It is a subtype of AbstractFlow with StateDynamics. Point evaluation returns the final state (no costate); trajectory evaluation returns a StateFlowTrajectory.
StateFlowTrajectory
A StateFlowTrajectory is the result of a trajectory call on a ControlledFlow. It provides:
| Accessor | Returns | Notes |
|---|---|---|
state(sol) | callable x(t) | state trajectory (scalar coercion for 1-D state) |
control(sol) | callable u(t) | reconstructed from the law: u(t) = law(t, x(t), v) |
objective(sol) | Real or nothing | Mayer + Lagrange (only when built from an OCP) |
time_grid(sol) | vector of time points | |
costate(sol) | — | errors: a state flow has no costate |
x_c = Trajectories.state(sol_c)
u_c = Trajectories.control(sol_c)
x_c(0.5), u_c(0.5)(1.0, 1.0)A StateFlowTrajectory plots its state and reconstructed control together (its default panels are (:state, :control)):
plot(sol_c)Summary table
| Constructor | Law type | Resulting flow | Trajectory type |
|---|---|---|---|
Flow(h̃, law) | DynClosedLoop | HamiltonianFlow | HamiltonianVectorFieldTrajectory |
Flow(fc, law) | OpenLoop / ClosedLoop | ControlledFlow | StateFlowTrajectory (no objective) |
Flow(ocp, law) | DynClosedLoop | OptimalControlFlow | CTModels.Solution |
Flow(ocp, law) | OpenLoop / ClosedLoop | ControlledFlow | StateFlowTrajectory (with objective) |
Flow(ocp, u::Function) | DynClosedLoop (auto) | OptimalControlFlow | CTModels.Solution |
See also
CTFlows.Flows.ControlledFlow,CTFlows.Flows.OptimalControlFlow— flow types.CTFlows.Trajectories.StateFlowTrajectory— trajectory with reconstructed control.CTFlows.Trajectories.control,CTFlows.Trajectories.objective— controlled trajectory accessors.CTBase.Data.OpenLoop,CTBase.Data.ClosedLoop,CTBase.Data.DynClosedLoop— control law constructors.Data.PseudoHamiltonian,Data.ControlledVectorField— data types for controlled systems.Optimal control —
Flow(ocp)for control-free problems.Constrained flows —
constraint/multiplieronFlow(ocp, law).Building a flow — the general pipeline.

* **Document understanding data**
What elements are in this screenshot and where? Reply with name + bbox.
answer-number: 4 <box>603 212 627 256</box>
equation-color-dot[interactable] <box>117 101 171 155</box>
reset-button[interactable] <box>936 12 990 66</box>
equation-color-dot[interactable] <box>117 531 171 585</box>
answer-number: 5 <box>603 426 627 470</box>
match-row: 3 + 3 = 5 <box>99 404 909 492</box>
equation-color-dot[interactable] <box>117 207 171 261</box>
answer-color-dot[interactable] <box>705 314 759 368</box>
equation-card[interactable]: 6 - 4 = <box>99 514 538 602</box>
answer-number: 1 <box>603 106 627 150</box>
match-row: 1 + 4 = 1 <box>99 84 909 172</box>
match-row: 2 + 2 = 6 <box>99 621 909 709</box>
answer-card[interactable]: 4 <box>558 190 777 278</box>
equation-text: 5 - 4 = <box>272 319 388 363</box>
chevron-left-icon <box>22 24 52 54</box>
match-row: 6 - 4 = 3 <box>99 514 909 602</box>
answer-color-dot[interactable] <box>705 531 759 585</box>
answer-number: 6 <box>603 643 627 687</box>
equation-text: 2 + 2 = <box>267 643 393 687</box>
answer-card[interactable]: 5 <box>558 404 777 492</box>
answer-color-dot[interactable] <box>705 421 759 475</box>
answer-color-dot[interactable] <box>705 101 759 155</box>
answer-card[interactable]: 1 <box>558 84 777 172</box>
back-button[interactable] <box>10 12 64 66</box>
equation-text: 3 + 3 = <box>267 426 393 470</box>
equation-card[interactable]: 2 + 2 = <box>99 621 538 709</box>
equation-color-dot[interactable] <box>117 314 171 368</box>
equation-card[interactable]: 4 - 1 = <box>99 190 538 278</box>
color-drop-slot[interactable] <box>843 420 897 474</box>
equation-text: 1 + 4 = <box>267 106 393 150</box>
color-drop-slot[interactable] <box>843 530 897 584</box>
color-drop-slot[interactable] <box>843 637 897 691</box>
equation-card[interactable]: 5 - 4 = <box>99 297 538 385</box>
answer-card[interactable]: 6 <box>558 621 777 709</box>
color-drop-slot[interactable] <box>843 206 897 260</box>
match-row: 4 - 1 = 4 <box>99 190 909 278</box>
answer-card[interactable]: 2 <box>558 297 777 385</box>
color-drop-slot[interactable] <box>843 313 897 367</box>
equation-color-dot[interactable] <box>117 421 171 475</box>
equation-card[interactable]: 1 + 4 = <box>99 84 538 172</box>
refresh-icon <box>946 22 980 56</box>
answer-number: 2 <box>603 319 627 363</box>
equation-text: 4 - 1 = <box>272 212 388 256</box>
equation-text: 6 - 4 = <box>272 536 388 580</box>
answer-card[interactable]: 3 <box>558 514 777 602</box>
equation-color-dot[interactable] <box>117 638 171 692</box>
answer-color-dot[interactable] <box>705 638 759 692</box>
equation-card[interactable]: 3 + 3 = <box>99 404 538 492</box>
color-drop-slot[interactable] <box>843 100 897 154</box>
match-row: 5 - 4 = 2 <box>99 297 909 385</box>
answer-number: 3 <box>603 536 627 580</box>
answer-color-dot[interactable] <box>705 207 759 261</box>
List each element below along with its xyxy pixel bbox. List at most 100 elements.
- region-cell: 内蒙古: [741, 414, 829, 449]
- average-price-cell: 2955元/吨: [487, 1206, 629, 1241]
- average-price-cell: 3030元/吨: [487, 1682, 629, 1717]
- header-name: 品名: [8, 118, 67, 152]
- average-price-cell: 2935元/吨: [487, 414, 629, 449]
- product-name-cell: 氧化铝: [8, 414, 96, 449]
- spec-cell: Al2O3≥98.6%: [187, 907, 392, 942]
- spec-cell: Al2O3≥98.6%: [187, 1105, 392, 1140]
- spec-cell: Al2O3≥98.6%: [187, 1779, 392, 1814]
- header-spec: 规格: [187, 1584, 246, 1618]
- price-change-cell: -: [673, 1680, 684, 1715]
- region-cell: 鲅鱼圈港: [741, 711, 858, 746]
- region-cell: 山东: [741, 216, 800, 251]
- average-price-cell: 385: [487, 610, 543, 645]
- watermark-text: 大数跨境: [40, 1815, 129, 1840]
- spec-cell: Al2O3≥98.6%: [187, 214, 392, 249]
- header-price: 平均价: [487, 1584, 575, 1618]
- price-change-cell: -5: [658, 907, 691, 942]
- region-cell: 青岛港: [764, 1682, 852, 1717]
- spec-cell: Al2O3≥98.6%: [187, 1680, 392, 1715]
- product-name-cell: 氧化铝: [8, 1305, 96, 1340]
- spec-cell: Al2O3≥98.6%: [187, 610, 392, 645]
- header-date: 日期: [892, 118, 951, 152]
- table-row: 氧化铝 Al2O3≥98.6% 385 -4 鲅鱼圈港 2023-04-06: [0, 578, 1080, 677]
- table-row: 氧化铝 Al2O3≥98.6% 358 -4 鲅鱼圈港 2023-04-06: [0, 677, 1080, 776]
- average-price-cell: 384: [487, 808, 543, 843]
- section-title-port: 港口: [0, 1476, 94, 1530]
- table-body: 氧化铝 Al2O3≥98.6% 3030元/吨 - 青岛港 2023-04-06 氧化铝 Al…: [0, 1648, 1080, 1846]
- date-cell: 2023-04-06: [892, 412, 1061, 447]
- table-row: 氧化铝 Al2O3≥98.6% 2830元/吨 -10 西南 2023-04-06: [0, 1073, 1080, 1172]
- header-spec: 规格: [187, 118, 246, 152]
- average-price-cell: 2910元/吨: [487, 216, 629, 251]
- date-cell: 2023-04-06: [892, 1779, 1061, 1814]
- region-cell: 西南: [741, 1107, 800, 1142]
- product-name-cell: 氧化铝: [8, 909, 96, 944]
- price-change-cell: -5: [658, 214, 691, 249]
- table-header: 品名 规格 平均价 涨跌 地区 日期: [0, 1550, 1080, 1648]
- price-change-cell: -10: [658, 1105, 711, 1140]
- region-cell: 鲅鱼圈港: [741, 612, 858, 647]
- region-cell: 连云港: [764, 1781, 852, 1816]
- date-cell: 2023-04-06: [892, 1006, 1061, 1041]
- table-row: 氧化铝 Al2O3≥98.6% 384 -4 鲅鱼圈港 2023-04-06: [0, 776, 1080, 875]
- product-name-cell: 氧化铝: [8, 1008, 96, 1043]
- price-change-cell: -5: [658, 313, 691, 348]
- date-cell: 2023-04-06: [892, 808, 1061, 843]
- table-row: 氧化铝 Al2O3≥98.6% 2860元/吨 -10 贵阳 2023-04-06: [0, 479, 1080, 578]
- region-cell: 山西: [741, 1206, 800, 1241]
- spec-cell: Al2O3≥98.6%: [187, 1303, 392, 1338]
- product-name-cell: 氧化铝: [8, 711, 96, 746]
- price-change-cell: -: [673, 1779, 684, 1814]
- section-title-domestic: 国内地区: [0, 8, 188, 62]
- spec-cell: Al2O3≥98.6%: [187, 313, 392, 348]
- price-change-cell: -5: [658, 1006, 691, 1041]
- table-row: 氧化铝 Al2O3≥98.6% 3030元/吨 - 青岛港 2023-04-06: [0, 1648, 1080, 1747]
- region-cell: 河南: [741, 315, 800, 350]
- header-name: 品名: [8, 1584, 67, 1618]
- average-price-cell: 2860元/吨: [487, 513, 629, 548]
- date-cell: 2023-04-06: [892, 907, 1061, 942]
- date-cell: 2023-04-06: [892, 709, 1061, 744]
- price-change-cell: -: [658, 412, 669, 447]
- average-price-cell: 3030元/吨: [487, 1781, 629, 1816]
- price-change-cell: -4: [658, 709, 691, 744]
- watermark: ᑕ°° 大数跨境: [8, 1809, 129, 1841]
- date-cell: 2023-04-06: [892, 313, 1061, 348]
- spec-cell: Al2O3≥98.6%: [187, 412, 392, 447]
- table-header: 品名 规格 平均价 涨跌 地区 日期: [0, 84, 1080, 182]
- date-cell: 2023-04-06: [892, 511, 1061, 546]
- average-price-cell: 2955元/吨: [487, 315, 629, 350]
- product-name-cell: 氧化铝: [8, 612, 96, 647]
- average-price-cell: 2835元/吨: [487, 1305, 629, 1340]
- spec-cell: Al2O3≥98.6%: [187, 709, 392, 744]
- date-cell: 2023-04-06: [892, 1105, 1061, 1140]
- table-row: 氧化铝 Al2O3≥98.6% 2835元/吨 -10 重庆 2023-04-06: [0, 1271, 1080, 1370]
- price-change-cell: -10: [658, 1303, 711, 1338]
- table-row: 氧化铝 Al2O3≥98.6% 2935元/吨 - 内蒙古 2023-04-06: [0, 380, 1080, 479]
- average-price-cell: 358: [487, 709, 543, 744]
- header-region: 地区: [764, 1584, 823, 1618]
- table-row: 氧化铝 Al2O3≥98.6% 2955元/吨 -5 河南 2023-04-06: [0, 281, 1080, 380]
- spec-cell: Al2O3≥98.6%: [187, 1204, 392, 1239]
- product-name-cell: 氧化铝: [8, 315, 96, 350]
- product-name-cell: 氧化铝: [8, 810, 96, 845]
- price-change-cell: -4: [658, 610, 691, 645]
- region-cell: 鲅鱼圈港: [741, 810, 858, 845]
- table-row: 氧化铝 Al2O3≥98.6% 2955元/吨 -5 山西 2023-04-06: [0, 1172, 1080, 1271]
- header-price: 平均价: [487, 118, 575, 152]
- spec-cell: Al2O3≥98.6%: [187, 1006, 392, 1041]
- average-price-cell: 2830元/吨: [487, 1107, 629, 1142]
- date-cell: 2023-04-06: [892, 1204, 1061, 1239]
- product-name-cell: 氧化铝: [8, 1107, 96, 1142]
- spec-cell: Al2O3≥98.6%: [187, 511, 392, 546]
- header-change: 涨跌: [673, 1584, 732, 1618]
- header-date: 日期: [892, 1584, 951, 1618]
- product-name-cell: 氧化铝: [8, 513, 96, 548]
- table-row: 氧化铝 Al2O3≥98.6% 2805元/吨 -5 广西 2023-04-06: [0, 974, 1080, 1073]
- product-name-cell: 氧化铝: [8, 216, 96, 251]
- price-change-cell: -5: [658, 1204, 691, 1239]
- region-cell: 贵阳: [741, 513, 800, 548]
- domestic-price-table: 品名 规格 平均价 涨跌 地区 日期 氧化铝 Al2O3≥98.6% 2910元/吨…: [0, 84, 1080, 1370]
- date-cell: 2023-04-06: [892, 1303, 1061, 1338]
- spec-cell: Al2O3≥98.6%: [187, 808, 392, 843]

* **Instructions for the task**
According to the StateFlowTrajectory documentation, what happens when costate(sol) is called? The entries play no part in this.

* **Expected answer**
It errors, because a state flow has no costate.